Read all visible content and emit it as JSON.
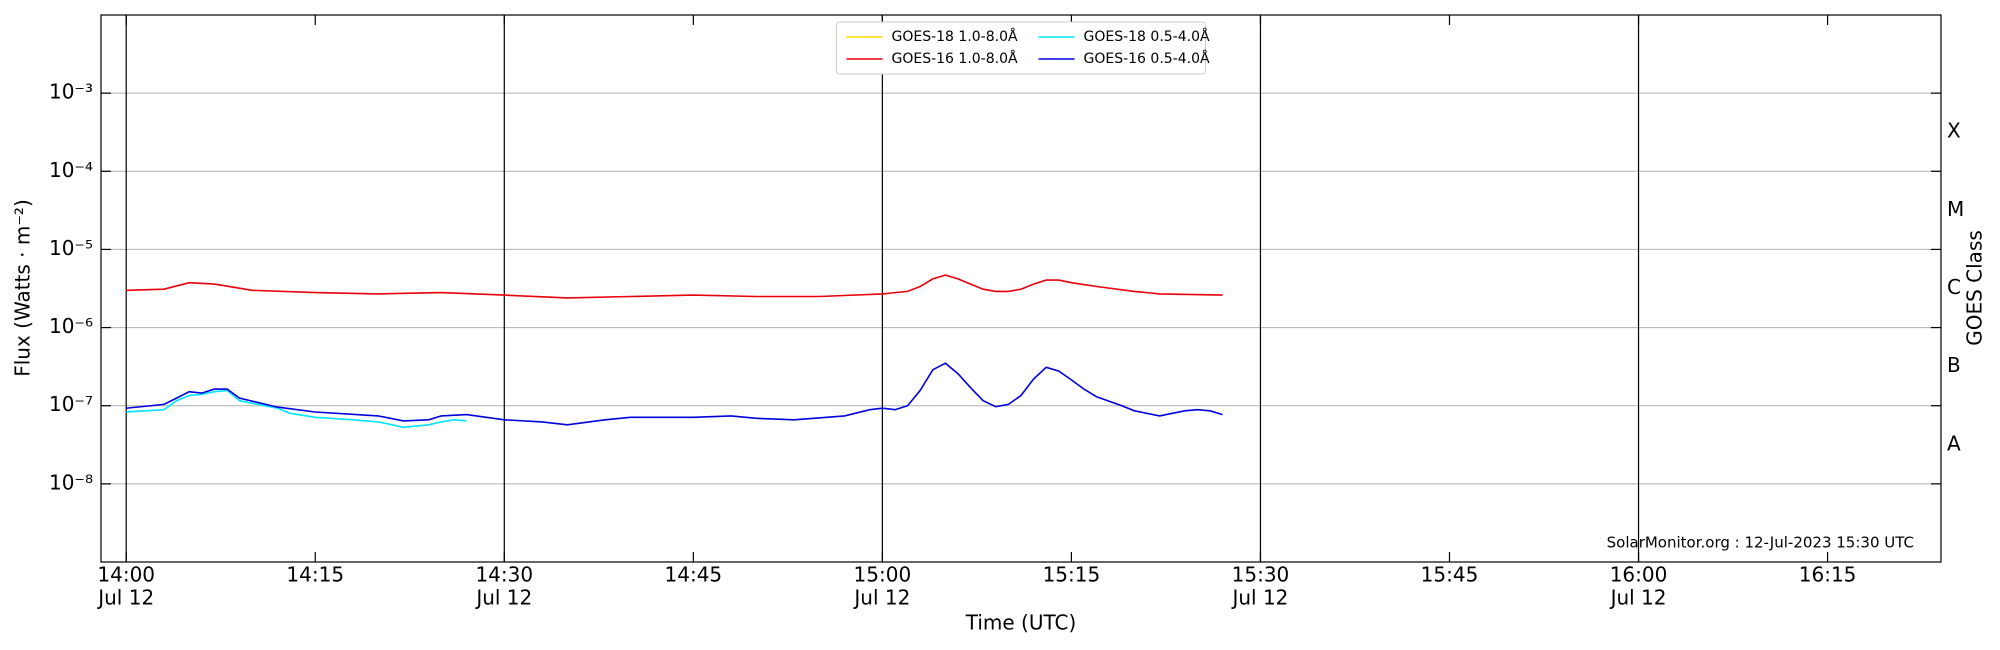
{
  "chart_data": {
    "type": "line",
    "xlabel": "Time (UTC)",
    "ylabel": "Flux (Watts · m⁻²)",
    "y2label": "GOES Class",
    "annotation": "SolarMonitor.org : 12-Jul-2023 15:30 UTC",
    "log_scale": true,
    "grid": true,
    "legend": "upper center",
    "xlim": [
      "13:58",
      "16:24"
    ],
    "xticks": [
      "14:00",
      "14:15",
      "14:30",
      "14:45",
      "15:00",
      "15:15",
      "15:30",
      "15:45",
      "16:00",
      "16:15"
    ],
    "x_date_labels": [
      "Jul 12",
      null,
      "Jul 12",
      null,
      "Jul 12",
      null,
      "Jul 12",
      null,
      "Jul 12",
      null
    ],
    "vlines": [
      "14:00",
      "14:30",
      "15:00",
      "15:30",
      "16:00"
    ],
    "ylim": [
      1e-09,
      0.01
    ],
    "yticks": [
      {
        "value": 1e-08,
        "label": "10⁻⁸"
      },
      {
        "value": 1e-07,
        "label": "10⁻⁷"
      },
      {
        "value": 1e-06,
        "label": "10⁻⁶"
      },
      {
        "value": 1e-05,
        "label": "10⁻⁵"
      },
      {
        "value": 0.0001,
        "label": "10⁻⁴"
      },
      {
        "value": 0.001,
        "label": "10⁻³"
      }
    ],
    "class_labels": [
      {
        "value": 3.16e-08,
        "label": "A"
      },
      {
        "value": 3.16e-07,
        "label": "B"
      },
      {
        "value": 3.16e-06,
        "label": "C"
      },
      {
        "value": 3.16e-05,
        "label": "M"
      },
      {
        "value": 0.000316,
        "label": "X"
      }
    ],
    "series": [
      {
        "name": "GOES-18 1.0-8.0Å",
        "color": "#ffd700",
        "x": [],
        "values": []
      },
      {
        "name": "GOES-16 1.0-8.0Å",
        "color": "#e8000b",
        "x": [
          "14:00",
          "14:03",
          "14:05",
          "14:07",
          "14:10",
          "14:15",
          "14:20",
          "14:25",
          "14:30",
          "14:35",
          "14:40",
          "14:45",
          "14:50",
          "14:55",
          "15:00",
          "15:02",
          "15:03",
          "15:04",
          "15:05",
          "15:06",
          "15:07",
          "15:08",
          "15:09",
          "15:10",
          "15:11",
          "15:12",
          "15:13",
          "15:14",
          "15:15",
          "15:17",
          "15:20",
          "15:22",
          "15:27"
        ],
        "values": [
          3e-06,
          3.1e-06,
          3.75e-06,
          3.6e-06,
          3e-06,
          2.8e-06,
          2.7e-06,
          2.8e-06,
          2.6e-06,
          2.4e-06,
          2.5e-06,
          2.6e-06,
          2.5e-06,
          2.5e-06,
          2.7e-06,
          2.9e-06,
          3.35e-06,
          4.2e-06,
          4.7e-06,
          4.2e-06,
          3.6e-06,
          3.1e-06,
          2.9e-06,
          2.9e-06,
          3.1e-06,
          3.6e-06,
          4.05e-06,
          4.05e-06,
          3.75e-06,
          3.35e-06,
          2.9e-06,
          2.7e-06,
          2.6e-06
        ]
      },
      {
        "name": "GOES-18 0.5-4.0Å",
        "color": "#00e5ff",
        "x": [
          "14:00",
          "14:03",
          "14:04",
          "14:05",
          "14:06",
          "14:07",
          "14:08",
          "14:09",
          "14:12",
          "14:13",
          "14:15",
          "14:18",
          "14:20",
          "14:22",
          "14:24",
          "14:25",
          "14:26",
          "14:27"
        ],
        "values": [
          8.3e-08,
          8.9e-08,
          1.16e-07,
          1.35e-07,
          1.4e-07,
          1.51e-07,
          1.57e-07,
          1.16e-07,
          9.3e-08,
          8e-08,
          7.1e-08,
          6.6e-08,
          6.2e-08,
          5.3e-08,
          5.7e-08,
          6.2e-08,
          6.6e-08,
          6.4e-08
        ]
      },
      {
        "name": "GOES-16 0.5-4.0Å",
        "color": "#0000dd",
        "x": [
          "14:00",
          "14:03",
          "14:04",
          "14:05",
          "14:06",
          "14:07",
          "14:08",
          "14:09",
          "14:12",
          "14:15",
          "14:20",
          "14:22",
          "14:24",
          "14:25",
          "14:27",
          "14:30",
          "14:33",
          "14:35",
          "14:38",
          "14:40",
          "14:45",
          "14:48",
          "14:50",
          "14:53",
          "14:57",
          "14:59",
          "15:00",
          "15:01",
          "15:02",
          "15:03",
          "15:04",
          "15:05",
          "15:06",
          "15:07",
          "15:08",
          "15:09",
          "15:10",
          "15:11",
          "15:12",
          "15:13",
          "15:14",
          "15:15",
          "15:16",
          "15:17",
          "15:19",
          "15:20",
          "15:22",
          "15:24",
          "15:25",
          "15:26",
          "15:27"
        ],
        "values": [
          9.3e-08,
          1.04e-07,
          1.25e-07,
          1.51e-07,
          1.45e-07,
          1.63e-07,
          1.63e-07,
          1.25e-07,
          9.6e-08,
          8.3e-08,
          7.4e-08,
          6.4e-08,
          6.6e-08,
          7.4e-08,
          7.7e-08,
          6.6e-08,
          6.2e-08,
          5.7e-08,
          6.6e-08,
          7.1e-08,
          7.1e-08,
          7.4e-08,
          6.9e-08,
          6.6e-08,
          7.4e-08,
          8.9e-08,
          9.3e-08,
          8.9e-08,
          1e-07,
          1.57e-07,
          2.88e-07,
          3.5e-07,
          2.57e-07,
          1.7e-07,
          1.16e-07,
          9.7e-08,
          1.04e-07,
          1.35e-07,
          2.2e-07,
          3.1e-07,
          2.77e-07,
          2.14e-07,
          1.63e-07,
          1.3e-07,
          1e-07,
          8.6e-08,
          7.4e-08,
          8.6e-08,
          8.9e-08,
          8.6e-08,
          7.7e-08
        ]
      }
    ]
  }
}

──────

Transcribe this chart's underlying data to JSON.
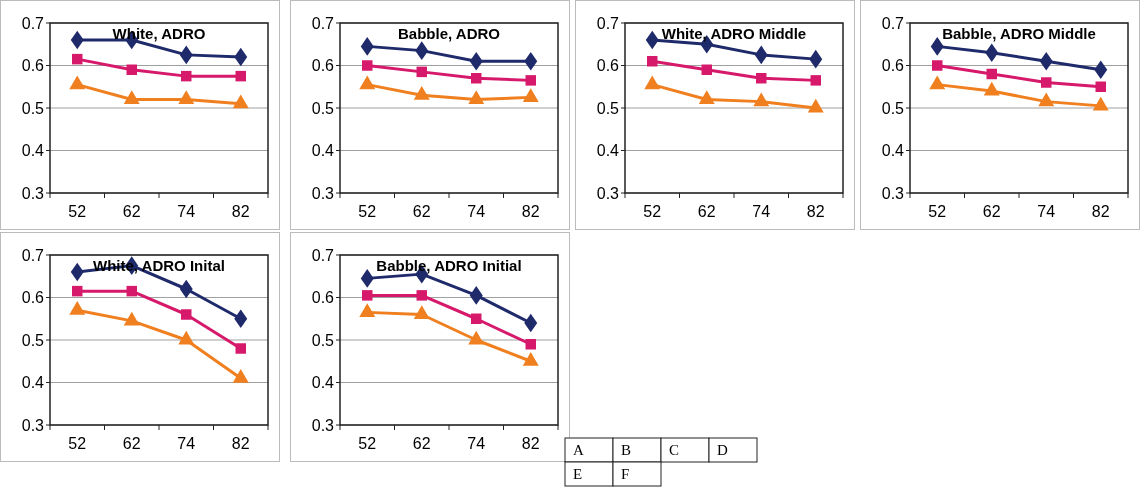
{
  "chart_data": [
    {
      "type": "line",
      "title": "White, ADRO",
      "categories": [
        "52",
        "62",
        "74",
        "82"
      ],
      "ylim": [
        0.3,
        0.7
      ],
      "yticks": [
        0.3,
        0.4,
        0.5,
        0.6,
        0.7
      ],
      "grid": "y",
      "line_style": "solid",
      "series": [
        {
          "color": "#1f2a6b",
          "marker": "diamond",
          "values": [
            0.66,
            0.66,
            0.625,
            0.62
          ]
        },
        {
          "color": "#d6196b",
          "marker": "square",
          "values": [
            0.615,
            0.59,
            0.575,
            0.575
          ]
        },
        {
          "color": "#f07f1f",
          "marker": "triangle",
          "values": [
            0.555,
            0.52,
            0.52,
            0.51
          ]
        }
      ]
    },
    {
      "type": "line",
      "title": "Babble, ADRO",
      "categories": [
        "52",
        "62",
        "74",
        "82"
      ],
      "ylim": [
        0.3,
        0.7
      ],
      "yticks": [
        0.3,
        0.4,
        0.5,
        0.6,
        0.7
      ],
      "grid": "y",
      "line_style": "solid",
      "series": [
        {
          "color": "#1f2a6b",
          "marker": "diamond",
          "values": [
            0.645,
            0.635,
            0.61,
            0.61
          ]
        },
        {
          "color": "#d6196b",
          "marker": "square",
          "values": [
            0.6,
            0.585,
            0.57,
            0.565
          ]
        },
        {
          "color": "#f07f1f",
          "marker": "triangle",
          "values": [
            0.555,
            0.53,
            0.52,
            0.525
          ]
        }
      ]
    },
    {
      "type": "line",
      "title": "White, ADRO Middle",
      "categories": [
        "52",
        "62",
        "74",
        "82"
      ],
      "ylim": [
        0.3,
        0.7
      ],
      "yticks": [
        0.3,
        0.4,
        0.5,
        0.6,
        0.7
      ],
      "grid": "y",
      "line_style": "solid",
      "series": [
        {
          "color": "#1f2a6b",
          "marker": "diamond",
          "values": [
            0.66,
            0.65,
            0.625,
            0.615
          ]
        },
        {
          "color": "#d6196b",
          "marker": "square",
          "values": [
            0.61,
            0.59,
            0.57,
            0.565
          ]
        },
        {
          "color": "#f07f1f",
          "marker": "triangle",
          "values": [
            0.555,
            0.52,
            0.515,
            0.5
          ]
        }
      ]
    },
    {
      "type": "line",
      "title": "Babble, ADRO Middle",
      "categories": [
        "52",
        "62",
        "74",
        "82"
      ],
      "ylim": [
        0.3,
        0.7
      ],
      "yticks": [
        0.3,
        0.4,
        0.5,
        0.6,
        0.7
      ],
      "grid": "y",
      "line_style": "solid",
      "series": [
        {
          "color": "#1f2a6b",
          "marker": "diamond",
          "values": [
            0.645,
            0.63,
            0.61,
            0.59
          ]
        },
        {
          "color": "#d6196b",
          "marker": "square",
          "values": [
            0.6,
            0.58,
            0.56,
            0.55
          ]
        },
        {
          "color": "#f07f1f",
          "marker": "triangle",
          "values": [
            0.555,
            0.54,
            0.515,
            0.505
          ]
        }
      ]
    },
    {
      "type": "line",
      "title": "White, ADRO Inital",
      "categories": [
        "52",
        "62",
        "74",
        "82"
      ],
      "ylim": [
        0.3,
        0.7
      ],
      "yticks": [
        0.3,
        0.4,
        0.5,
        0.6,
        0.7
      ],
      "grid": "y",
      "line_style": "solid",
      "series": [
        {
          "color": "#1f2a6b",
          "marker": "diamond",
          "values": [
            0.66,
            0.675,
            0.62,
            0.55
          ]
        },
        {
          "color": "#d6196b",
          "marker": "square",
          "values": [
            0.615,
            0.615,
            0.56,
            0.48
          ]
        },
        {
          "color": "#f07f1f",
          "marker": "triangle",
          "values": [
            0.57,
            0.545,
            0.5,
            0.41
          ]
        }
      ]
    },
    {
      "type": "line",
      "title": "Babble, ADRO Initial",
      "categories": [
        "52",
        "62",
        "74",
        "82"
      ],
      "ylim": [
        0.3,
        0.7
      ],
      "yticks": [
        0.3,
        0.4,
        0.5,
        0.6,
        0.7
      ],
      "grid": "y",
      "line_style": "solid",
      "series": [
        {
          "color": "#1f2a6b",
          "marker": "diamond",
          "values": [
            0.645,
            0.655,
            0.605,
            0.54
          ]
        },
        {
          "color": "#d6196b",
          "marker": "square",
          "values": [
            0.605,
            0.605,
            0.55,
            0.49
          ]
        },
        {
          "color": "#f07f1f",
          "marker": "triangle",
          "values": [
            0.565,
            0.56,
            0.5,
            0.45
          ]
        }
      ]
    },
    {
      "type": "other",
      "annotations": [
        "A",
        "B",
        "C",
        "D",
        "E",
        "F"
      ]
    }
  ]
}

──────

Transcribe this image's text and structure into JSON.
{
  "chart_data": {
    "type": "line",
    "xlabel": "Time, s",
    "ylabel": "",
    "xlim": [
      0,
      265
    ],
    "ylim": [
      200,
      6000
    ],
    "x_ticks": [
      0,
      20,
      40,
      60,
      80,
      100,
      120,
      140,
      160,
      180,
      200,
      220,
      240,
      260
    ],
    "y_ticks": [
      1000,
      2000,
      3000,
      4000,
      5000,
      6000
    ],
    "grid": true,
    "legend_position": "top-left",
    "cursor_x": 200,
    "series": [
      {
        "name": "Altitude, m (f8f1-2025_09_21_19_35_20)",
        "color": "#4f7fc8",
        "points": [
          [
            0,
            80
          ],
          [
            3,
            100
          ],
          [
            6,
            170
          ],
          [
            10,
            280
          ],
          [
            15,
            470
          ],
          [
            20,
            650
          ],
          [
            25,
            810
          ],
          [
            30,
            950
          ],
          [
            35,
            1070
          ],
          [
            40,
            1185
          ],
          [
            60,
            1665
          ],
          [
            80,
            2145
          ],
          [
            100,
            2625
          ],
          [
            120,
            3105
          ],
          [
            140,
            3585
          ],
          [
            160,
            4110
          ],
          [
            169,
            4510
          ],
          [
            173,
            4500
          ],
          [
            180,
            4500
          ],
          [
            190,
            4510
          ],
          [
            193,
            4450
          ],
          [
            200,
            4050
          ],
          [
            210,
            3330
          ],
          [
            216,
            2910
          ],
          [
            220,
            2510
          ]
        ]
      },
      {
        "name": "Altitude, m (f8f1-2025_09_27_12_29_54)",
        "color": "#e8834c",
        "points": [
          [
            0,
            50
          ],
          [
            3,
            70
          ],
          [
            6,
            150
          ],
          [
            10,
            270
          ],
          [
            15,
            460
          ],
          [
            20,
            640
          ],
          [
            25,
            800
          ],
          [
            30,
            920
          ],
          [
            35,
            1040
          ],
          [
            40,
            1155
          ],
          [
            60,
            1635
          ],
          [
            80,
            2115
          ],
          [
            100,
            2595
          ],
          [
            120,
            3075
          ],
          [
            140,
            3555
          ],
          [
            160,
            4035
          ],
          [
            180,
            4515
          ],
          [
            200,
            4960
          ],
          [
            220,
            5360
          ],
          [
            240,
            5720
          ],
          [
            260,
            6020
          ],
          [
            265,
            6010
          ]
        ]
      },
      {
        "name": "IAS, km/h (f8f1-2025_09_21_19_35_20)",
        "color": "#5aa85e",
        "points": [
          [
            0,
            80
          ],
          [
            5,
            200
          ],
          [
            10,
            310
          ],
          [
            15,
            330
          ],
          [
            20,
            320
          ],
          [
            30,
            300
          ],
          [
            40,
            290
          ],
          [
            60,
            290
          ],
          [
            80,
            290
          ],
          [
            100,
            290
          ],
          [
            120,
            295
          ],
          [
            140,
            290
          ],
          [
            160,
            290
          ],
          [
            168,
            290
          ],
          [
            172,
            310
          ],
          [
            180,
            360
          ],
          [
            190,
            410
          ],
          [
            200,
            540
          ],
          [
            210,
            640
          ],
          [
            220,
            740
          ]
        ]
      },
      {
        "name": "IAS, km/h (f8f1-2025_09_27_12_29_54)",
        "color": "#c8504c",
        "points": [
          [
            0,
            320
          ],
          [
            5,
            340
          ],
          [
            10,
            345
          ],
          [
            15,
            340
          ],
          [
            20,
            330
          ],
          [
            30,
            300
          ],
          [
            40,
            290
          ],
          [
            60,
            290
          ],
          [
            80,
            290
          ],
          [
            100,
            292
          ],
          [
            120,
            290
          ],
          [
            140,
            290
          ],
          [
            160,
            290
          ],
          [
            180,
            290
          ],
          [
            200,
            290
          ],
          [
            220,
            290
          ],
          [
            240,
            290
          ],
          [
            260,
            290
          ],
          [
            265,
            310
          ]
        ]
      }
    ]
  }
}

──────

▶ **WHAT YOU HAVE TO DO**: Go through the material and copy out every line with "Transcribe" in it.

▶ **COMPLETE ANSWER**:
Transcribe this chart's underlying data to JSON.
Transcribe this image's text and structure into JSON.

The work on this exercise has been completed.